╭─ EXTRACTED DATA

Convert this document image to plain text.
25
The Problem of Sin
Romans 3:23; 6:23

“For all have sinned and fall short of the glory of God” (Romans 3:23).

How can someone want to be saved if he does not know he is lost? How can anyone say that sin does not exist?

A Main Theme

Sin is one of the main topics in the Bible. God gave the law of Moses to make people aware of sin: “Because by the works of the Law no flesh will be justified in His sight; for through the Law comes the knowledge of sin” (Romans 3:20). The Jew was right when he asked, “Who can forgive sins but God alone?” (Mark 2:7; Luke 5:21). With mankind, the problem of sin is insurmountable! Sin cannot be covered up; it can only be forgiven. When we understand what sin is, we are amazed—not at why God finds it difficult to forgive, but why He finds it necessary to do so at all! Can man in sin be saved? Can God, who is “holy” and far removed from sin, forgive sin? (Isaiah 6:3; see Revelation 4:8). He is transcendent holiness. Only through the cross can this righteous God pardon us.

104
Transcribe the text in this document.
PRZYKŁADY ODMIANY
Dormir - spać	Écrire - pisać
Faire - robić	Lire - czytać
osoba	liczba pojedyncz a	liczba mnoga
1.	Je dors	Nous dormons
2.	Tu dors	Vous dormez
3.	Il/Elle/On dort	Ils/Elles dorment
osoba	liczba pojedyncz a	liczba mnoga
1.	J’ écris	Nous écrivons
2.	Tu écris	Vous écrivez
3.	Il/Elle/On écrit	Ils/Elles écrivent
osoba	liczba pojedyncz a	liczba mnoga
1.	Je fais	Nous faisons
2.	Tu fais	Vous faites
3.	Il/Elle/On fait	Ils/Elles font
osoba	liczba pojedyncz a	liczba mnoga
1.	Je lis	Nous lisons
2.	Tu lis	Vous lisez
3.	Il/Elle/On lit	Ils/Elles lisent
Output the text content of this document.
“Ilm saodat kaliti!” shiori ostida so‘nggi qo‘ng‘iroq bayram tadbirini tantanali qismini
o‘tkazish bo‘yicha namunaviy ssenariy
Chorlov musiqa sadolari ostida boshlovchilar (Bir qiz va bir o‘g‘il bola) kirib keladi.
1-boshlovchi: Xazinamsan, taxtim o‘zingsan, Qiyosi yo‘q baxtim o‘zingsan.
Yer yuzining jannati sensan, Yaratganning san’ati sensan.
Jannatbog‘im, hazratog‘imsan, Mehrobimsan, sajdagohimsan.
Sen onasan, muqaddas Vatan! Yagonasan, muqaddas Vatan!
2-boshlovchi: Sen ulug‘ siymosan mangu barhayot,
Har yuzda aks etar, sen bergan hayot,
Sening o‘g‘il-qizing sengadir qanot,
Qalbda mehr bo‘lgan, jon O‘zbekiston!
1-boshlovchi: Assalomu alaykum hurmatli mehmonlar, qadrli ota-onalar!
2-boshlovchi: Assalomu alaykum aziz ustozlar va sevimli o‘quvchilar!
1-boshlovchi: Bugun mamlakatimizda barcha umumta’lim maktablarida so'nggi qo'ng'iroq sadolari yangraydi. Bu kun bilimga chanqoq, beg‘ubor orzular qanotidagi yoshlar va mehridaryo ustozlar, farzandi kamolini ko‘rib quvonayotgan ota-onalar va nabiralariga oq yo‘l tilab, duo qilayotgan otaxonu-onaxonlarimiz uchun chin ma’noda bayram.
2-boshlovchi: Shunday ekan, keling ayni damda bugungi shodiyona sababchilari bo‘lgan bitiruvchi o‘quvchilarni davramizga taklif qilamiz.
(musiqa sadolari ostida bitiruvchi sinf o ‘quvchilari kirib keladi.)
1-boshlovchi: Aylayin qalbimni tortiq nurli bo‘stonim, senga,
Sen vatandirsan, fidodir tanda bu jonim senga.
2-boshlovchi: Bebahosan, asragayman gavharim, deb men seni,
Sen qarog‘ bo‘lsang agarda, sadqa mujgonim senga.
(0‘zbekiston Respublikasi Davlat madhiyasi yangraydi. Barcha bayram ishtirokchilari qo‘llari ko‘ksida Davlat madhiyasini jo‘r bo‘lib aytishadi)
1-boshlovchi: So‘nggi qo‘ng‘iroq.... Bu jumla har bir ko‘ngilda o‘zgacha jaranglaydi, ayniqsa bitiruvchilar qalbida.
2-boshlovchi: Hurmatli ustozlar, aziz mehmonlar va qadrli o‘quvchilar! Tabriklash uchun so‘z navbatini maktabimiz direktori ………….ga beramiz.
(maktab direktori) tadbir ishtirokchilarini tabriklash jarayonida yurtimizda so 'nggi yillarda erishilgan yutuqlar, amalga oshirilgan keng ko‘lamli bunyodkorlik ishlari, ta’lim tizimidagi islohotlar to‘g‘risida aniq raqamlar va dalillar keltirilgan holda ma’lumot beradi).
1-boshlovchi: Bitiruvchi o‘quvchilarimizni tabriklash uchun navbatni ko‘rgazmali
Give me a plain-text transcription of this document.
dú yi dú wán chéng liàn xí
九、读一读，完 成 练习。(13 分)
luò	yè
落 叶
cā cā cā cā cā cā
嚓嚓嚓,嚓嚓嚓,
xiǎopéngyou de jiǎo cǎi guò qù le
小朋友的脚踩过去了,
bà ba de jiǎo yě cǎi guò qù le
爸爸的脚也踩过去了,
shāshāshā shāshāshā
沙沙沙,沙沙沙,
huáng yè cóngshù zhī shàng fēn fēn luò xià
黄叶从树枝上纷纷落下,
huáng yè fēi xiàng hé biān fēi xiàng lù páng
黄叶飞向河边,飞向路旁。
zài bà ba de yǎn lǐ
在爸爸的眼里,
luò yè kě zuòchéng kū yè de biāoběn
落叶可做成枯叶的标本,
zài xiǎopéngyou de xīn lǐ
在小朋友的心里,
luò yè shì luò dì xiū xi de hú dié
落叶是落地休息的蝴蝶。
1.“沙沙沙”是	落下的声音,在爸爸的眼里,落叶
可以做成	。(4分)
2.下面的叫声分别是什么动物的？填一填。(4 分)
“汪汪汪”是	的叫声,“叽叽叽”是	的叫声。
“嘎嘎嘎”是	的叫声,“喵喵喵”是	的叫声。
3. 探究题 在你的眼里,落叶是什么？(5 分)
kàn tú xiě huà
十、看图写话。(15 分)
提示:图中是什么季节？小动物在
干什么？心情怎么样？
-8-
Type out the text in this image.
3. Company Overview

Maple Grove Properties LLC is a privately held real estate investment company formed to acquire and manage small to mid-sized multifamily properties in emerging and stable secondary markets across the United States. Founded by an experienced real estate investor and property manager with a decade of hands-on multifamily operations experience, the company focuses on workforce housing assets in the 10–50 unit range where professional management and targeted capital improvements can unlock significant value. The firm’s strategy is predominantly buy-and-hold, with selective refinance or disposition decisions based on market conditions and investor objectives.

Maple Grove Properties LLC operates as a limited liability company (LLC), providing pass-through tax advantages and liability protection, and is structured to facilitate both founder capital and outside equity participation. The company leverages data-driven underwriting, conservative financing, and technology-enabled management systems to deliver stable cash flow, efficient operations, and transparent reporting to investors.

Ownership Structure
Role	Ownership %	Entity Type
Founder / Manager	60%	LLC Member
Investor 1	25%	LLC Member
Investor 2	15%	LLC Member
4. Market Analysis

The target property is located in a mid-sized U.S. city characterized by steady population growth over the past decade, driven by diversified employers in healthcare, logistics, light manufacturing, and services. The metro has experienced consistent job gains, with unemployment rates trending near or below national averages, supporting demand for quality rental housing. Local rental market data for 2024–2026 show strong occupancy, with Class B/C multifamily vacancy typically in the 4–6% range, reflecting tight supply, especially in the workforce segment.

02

╰─

Your task is to repeat every line exactly.

Convert this document image to plain text.
25
The Problem of Sin
Romans 3:23; 6:23

“For all have sinned and fall short of the glory of God” (Romans 3:23).

How can someone want to be saved if he does not know he is lost? How can anyone say that sin does not exist?

A Main Theme

Sin is one of the main topics in the Bible. God gave the law of Moses to make people aware of sin: “Because by the works of the Law no flesh will be justified in His sight; for through the Law comes the knowledge of sin” (Romans 3:20). The Jew was right when he asked, “Who can forgive sins but God alone?” (Mark 2:7; Luke 5:21). With mankind, the problem of sin is insurmountable! Sin cannot be covered up; it can only be forgiven. When we understand what sin is, we are amazed—not at why God finds it difficult to forgive, but why He finds it necessary to do so at all! Can man in sin be saved? Can God, who is “holy” and far removed from sin, forgive sin? (Isaiah 6:3; see Revelation 4:8). He is transcendent holiness. Only through the cross can this righteous God pardon us.

104
Transcribe the text in this document.
PRZYKŁADY ODMIANY
Dormir - spać	Écrire - pisać
Faire - robić	Lire - czytać
osoba	liczba pojedyncz a	liczba mnoga
1.	Je dors	Nous dormons
2.	Tu dors	Vous dormez
3.	Il/Elle/On dort	Ils/Elles dorment
osoba	liczba pojedyncz a	liczba mnoga
1.	J’ écris	Nous écrivons
2.	Tu écris	Vous écrivez
3.	Il/Elle/On écrit	Ils/Elles écrivent
osoba	liczba pojedyncz a	liczba mnoga
1.	Je fais	Nous faisons
2.	Tu fais	Vous faites
3.	Il/Elle/On fait	Ils/Elles font
osoba	liczba pojedyncz a	liczba mnoga
1.	Je lis	Nous lisons
2.	Tu lis	Vous lisez
3.	Il/Elle/On lit	Ils/Elles lisent
Output the text content of this document.
“Ilm saodat kaliti!” shiori ostida so‘nggi qo‘ng‘iroq bayram tadbirini tantanali qismini
o‘tkazish bo‘yicha namunaviy ssenariy
Chorlov musiqa sadolari ostida boshlovchilar (Bir qiz va bir o‘g‘il bola) kirib keladi.
1-boshlovchi: Xazinamsan, taxtim o‘zingsan, Qiyosi yo‘q baxtim o‘zingsan.
Yer yuzining jannati sensan, Yaratganning san’ati sensan.
Jannatbog‘im, hazratog‘imsan, Mehrobimsan, sajdagohimsan.
Sen onasan, muqaddas Vatan! Yagonasan, muqaddas Vatan!
2-boshlovchi: Sen ulug‘ siymosan mangu barhayot,
Har yuzda aks etar, sen bergan hayot,
Sening o‘g‘il-qizing sengadir qanot,
Qalbda mehr bo‘lgan, jon O‘zbekiston!
1-boshlovchi: Assalomu alaykum hurmatli mehmonlar, qadrli ota-onalar!
2-boshlovchi: Assalomu alaykum aziz ustozlar va sevimli o‘quvchilar!
1-boshlovchi: Bugun mamlakatimizda barcha umumta’lim maktablarida so'nggi qo'ng'iroq sadolari yangraydi. Bu kun bilimga chanqoq, beg‘ubor orzular qanotidagi yoshlar va mehridaryo ustozlar, farzandi kamolini ko‘rib quvonayotgan ota-onalar va nabiralariga oq yo‘l tilab, duo qilayotgan otaxonu-onaxonlarimiz uchun chin ma’noda bayram.
2-boshlovchi: Shunday ekan, keling ayni damda bugungi shodiyona sababchilari bo‘lgan bitiruvchi o‘quvchilarni davramizga taklif qilamiz.
(musiqa sadolari ostida bitiruvchi sinf o ‘quvchilari kirib keladi.)
1-boshlovchi: Aylayin qalbimni tortiq nurli bo‘stonim, senga,
Sen vatandirsan, fidodir tanda bu jonim senga.
2-boshlovchi: Bebahosan, asragayman gavharim, deb men seni,
Sen qarog‘ bo‘lsang agarda, sadqa mujgonim senga.
(0‘zbekiston Respublikasi Davlat madhiyasi yangraydi. Barcha bayram ishtirokchilari qo‘llari ko‘ksida Davlat madhiyasini jo‘r bo‘lib aytishadi)
1-boshlovchi: So‘nggi qo‘ng‘iroq.... Bu jumla har bir ko‘ngilda o‘zgacha jaranglaydi, ayniqsa bitiruvchilar qalbida.
2-boshlovchi: Hurmatli ustozlar, aziz mehmonlar va qadrli o‘quvchilar! Tabriklash uchun so‘z navbatini maktabimiz direktori ………….ga beramiz.
(maktab direktori) tadbir ishtirokchilarini tabriklash jarayonida yurtimizda so 'nggi yillarda erishilgan yutuqlar, amalga oshirilgan keng ko‘lamli bunyodkorlik ishlari, ta’lim tizimidagi islohotlar to‘g‘risida aniq raqamlar va dalillar keltirilgan holda ma’lumot beradi).
1-boshlovchi: Bitiruvchi o‘quvchilarimizni tabriklash uchun navbatni ko‘rgazmali
Give me a plain-text transcription of this document.
dú yi dú wán chéng liàn xí
九、读一读，完 成 练习。(13 分)
luò	yè
落 叶
cā cā cā cā cā cā
嚓嚓嚓,嚓嚓嚓,
xiǎopéngyou de jiǎo cǎi guò qù le
小朋友的脚踩过去了,
bà ba de jiǎo yě cǎi guò qù le
爸爸的脚也踩过去了,
shāshāshā shāshāshā
沙沙沙,沙沙沙,
huáng yè cóngshù zhī shàng fēn fēn luò xià
黄叶从树枝上纷纷落下,
huáng yè fēi xiàng hé biān fēi xiàng lù páng
黄叶飞向河边,飞向路旁。
zài bà ba de yǎn lǐ
在爸爸的眼里,
luò yè kě zuòchéng kū yè de biāoběn
落叶可做成枯叶的标本,
zài xiǎopéngyou de xīn lǐ
在小朋友的心里,
luò yè shì luò dì xiū xi de hú dié
落叶是落地休息的蝴蝶。
1.“沙沙沙”是	落下的声音,在爸爸的眼里,落叶
可以做成	。(4分)
2.下面的叫声分别是什么动物的？填一填。(4 分)
“汪汪汪”是	的叫声,“叽叽叽”是	的叫声。
“嘎嘎嘎”是	的叫声,“喵喵喵”是	的叫声。
3. 探究题 在你的眼里,落叶是什么？(5 分)
kàn tú xiě huà
十、看图写话。(15 分)
提示:图中是什么季节？小动物在
干什么？心情怎么样？
-8-
Type out the text in this image.
3. Company Overview

Maple Grove Properties LLC is a privately held real estate investment company formed to acquire and manage small to mid-sized multifamily properties in emerging and stable secondary markets across the United States. Founded by an experienced real estate investor and property manager with a decade of hands-on multifamily operations experience, the company focuses on workforce housing assets in the 10–50 unit range where professional management and targeted capital improvements can unlock significant value. The firm’s strategy is predominantly buy-and-hold, with selective refinance or disposition decisions based on market conditions and investor objectives.

Maple Grove Properties LLC operates as a limited liability company (LLC), providing pass-through tax advantages and liability protection, and is structured to facilitate both founder capital and outside equity participation. The company leverages data-driven underwriting, conservative financing, and technology-enabled management systems to deliver stable cash flow, efficient operations, and transparent reporting to investors.

Ownership Structure
Role	Ownership %	Entity Type
Founder / Manager	60%	LLC Member
Investor 1	25%	LLC Member
Investor 2	15%	LLC Member
4. Market Analysis

The target property is located in a mid-sized U.S. city characterized by steady population growth over the past decade, driven by diversified employers in healthcare, logistics, light manufacturing, and services. The metro has experienced consistent job gains, with unemployment rates trending near or below national averages, supporting demand for quality rental housing. Local rental market data for 2024–2026 show strong occupancy, with Class B/C multifamily vacancy typically in the 4–6% range, reflecting tight supply, especially in the workforce segment.

02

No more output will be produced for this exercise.